== Short task ==
Give back exactly the lines starting at the one with "Extract the structured" and ending at the last line of the data below. Pictures are not part of the copy.
# Start of Provided information
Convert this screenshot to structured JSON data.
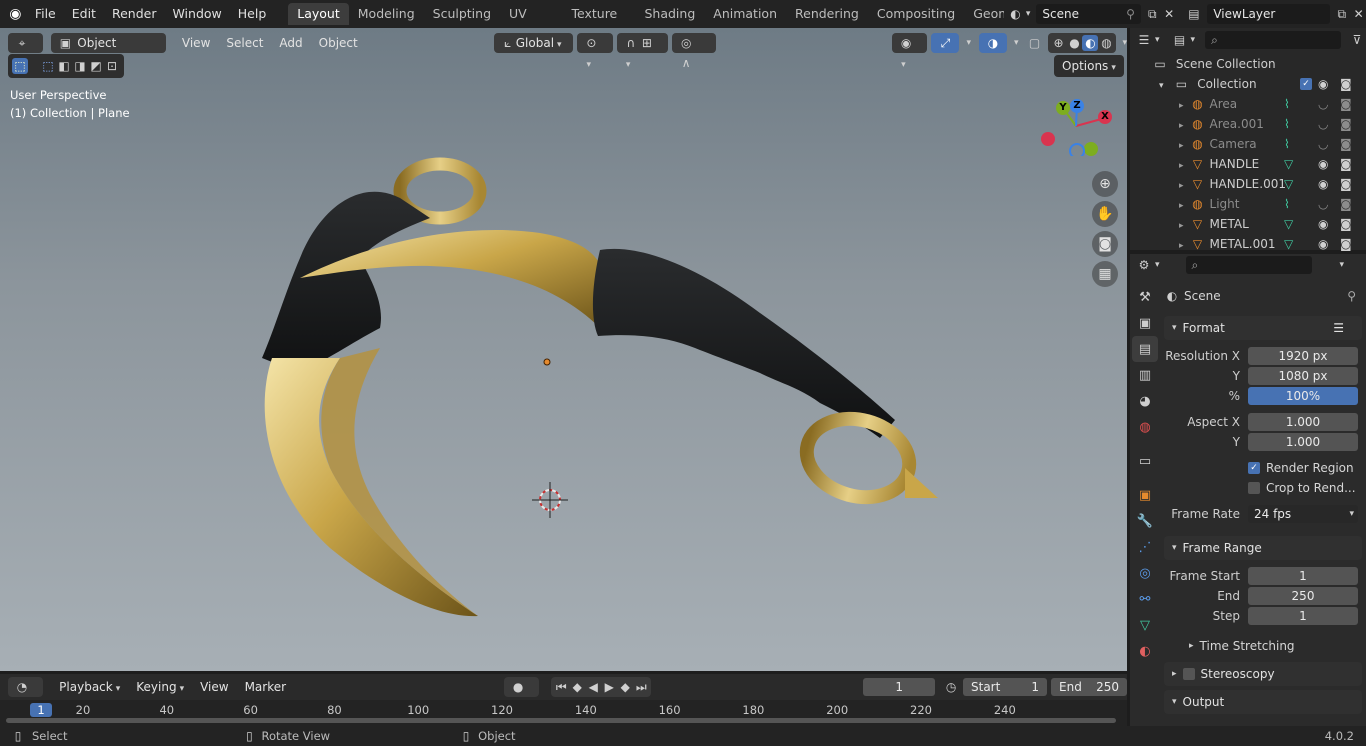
{
  "menu": [
    "File",
    "Edit",
    "Render",
    "Window",
    "Help"
  ],
  "workspaces": [
    "Layout",
    "Modeling",
    "Sculpting",
    "UV Editing",
    "Texture Paint",
    "Shading",
    "Animation",
    "Rendering",
    "Compositing",
    "Geomet"
  ],
  "scene_field": "Scene",
  "viewlayer_field": "ViewLayer",
  "viewport": {
    "mode": "Object Mode",
    "menus": [
      "View",
      "Select",
      "Add",
      "Object"
    ],
    "transform": "Global",
    "options": "Options",
    "perspective": "User Perspective",
    "collection_info": "(1) Collection | Plane",
    "gizmo": {
      "x": "X",
      "y": "Y",
      "z": "Z"
    }
  },
  "outliner": {
    "root": "Scene Collection",
    "collection": "Collection",
    "items": [
      {
        "name": "Area",
        "dim": true
      },
      {
        "name": "Area.001",
        "dim": true
      },
      {
        "name": "Camera",
        "dim": true
      },
      {
        "name": "HANDLE",
        "dim": false
      },
      {
        "name": "HANDLE.001",
        "dim": false
      },
      {
        "name": "Light",
        "dim": true
      },
      {
        "name": "METAL",
        "dim": false
      },
      {
        "name": "METAL.001",
        "dim": false
      }
    ]
  },
  "properties": {
    "context": "Scene",
    "format": {
      "title": "Format",
      "res_x_label": "Resolution X",
      "res_x": "1920 px",
      "res_y_label": "Y",
      "res_y": "1080 px",
      "pct_label": "%",
      "pct": "100%",
      "aspect_x_label": "Aspect X",
      "aspect_x": "1.000",
      "aspect_y_label": "Y",
      "aspect_y": "1.000",
      "render_region": "Render Region",
      "crop": "Crop to Rend...",
      "frame_rate_label": "Frame Rate",
      "frame_rate": "24 fps"
    },
    "frame_range": {
      "title": "Frame Range",
      "start_label": "Frame Start",
      "start": "1",
      "end_label": "End",
      "end": "250",
      "step_label": "Step",
      "step": "1",
      "time_stretching": "Time Stretching"
    },
    "stereoscopy": "Stereoscopy",
    "output": "Output"
  },
  "timeline": {
    "menus": [
      "Playback",
      "Keying",
      "View",
      "Marker"
    ],
    "current_frame": "1",
    "start_label": "Start",
    "start": "1",
    "end_label": "End",
    "end": "250",
    "ticks": [
      "1",
      "20",
      "40",
      "60",
      "80",
      "100",
      "120",
      "140",
      "160",
      "180",
      "200",
      "220",
      "240"
    ]
  },
  "status": {
    "select": "Select",
    "rotate": "Rotate View",
    "object": "Object",
    "version": "4.0.2"
  },
  "colors": {
    "accent": "#4772b3",
    "orange": "#e58a2e",
    "gizmo_x": "#d9344f",
    "gizmo_y": "#7dad1f",
    "gizmo_z": "#3a82e6"
  }
}
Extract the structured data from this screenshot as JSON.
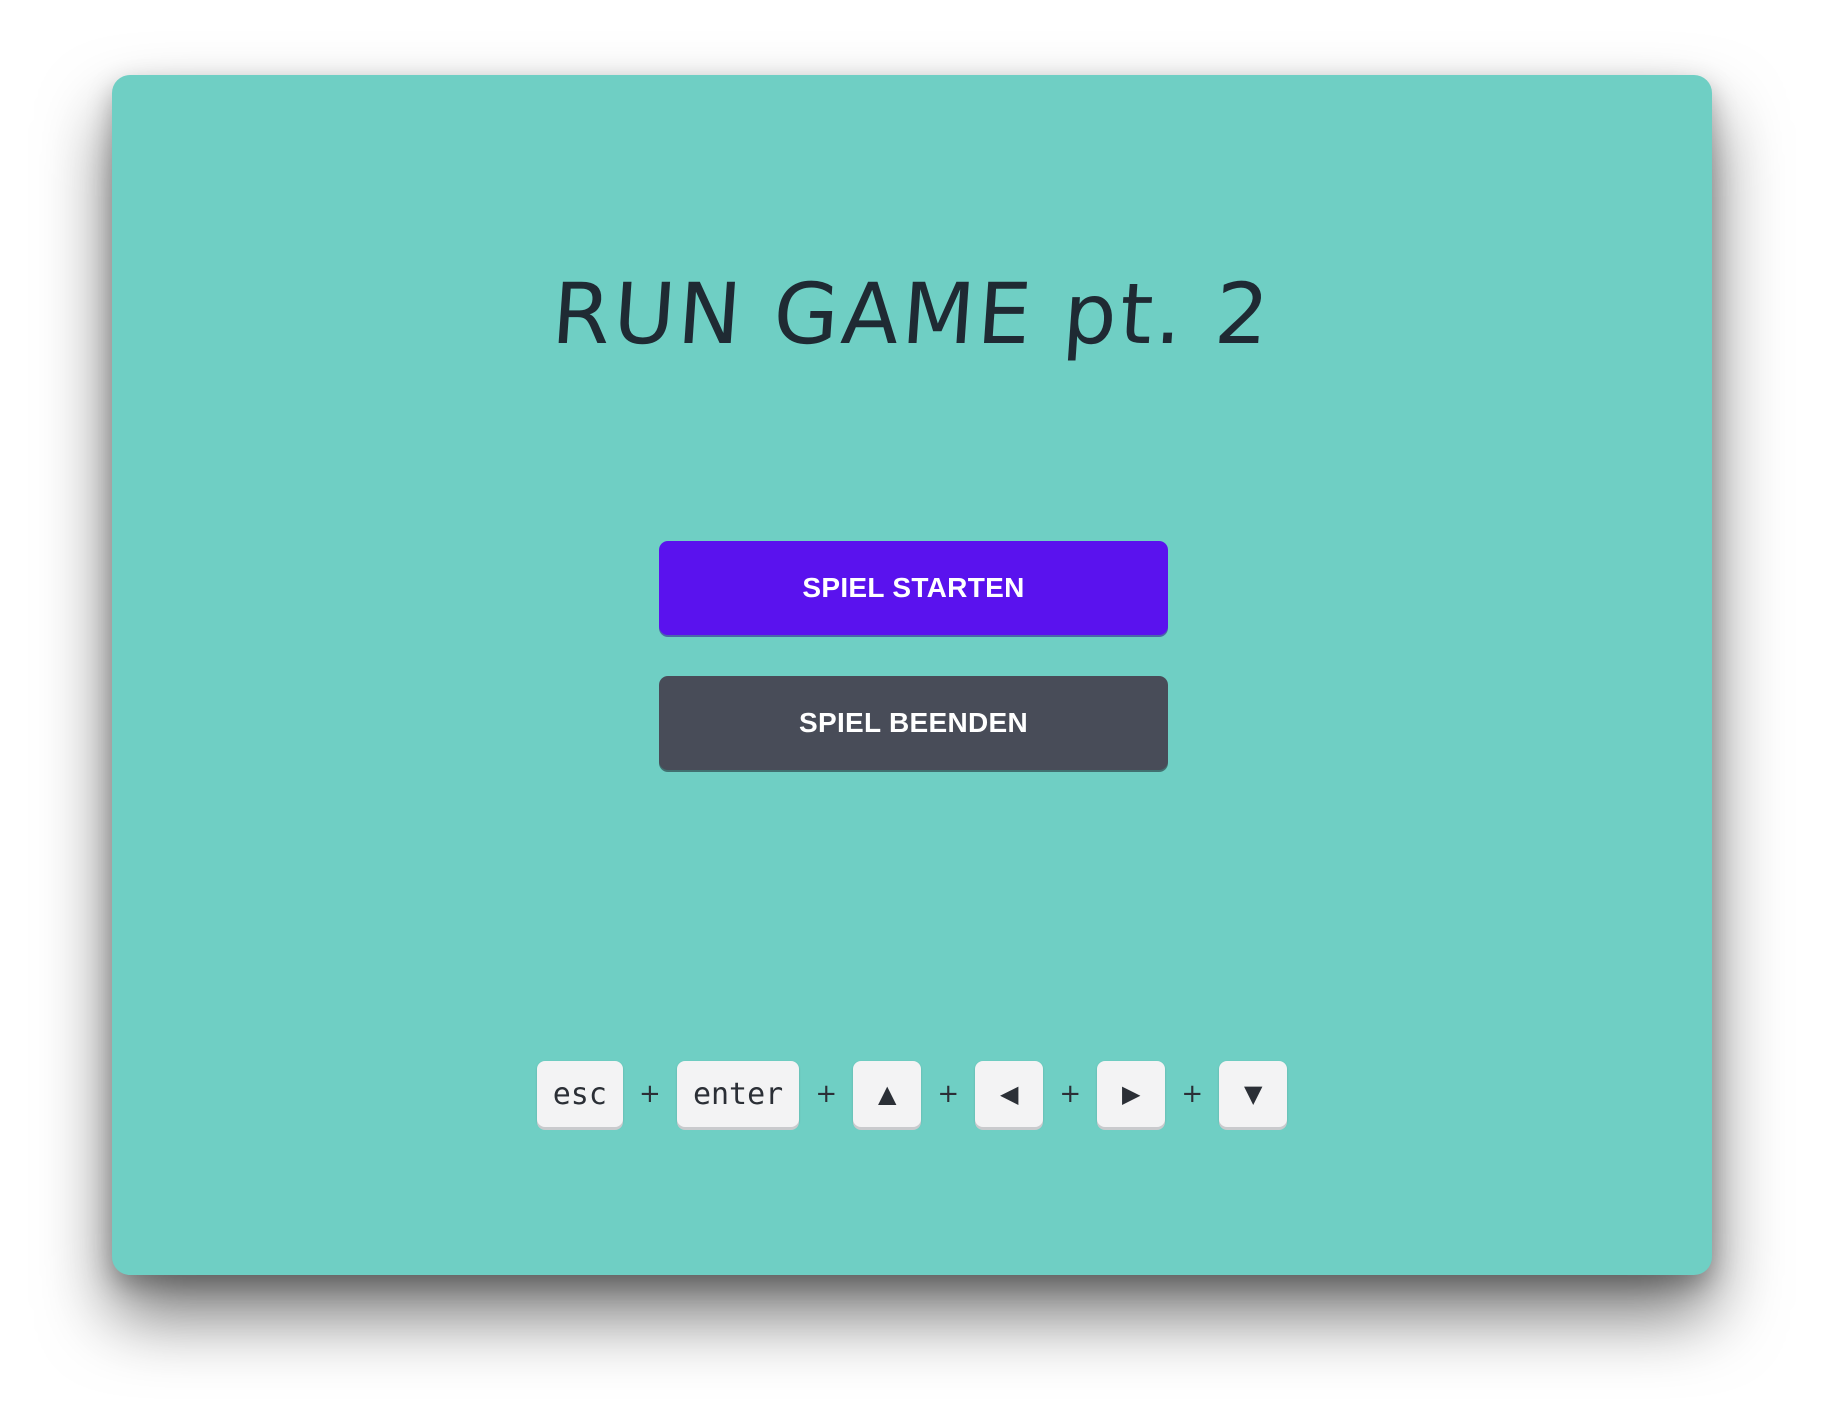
{
  "title": "RUN GAME pt. 2",
  "menu": {
    "start_label": "SPIEL STARTEN",
    "quit_label": "SPIEL BEENDEN"
  },
  "controls": {
    "keys": [
      "esc",
      "enter",
      "▲",
      "◀",
      "▶",
      "▼"
    ],
    "separator": "+"
  },
  "colors": {
    "background": "#6fcfc4",
    "start_button": "#5a12ee",
    "quit_button": "#484c58",
    "key": "#f3f3f4",
    "text_dark": "#1f2a33"
  }
}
# End of Provided information
== Reply ==
Extract the structured data from this screenshot as JSON.
{
  "title": "RUN GAME pt. 2",
  "menu": {
    "start_label": "SPIEL STARTEN",
    "quit_label": "SPIEL BEENDEN"
  },
  "controls": {
    "keys": [
      "esc",
      "enter",
      "▲",
      "◀",
      "▶",
      "▼"
    ],
    "separator": "+"
  },
  "colors": {
    "background": "#6fcfc4",
    "start_button": "#5a12ee",
    "quit_button": "#484c58",
    "key": "#f3f3f4",
    "text_dark": "#1f2a33"
  }
}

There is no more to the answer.